Exercise directions:
Identify each line holding the string "διάστημα" and copy it.

Material:
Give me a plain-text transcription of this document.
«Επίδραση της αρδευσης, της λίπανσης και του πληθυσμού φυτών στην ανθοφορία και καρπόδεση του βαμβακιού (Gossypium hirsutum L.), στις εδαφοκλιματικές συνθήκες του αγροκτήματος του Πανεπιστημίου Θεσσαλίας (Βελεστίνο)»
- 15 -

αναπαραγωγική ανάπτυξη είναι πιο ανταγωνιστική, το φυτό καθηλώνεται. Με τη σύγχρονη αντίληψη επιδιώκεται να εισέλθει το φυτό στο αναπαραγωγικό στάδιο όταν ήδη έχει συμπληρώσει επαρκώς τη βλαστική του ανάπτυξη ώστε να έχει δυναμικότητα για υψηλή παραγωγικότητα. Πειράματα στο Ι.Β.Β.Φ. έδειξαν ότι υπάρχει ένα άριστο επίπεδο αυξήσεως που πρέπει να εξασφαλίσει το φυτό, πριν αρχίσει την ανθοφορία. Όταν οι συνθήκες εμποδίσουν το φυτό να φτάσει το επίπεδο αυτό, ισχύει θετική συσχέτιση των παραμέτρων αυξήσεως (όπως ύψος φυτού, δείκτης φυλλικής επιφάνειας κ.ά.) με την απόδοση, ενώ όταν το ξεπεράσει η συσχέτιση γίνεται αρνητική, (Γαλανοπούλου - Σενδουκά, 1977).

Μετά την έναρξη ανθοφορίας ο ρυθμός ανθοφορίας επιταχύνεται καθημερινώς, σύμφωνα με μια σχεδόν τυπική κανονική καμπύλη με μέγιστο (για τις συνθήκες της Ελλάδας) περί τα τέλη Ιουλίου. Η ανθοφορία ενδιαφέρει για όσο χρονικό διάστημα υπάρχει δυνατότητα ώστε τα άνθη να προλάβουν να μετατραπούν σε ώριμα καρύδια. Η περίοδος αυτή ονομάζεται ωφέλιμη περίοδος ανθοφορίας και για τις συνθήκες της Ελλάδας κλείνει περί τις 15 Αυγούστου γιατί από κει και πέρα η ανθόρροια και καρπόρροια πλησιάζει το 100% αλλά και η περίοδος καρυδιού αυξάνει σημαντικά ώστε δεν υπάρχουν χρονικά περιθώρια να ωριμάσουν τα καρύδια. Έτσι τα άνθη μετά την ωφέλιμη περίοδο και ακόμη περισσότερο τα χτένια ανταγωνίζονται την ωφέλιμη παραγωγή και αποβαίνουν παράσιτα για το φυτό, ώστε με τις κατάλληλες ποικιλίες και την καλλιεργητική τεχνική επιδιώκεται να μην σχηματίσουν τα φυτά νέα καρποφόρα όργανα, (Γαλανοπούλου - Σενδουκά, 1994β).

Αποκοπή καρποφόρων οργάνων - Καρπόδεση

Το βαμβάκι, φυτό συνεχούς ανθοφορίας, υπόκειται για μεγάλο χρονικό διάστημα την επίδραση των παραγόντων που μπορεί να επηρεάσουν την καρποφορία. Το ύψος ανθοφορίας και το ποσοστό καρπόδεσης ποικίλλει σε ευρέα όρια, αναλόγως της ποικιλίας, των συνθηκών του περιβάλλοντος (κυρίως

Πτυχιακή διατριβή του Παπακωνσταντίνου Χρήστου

Full answer:
Μετά την έναρξη ανθοφορίας ο ρυθμός ανθοφορίας επιταχύνεται καθημερινώς, σύμφωνα με μια σχεδόν τυπική κανονική καμπύλη με μέγιστο (για τις συνθήκες της Ελλάδας) περί τα τέλη Ιουλίου. Η ανθοφορία ενδιαφέρει για όσο χρονικό διάστημα υπάρχει δυνατότητα ώστε τα άνθη να προλάβουν να μετατραπούν σε ώριμα καρύδια. Η περίοδος αυτή ονομάζεται ωφέλιμη περίοδος ανθοφορίας και για τις συνθήκες της Ελλάδας κλείνει περί τις 15 Αυγούστου γιατί από κει και πέρα η ανθόρροια και καρπόρροια πλησιάζει το 100% αλλά και η περίοδος καρυδιού αυξάνει σημαντικά ώστε δεν υπάρχουν χρονικά περιθώρια να ωριμάσουν τα καρύδια. Έτσι τα άνθη μετά την ωφέλιμη περίοδο και ακόμη περισσότερο τα χτένια ανταγωνίζονται την ωφέλιμη παραγωγή και αποβαίνουν παράσιτα για το φυτό, ώστε με τις κατάλληλες ποικιλίες και την καλλιεργητική τεχνική επιδιώκεται να μην σχηματίσουν τα φυτά νέα καρποφόρα όργανα, (Γαλανοπούλου - Σενδουκά, 1994β).
Το βαμβάκι, φυτό συνεχούς ανθοφορίας, υπόκειται για μεγάλο χρονικό διάστημα την επίδραση των παραγόντων που μπορεί να επηρεάσουν την καρποφορία. Το ύψος ανθοφορίας και το ποσοστό καρπόδεσης ποικίλλει σε ευρέα όρια, αναλόγως της ποικιλίας, των συνθηκών του περιβάλλοντος (κυρίως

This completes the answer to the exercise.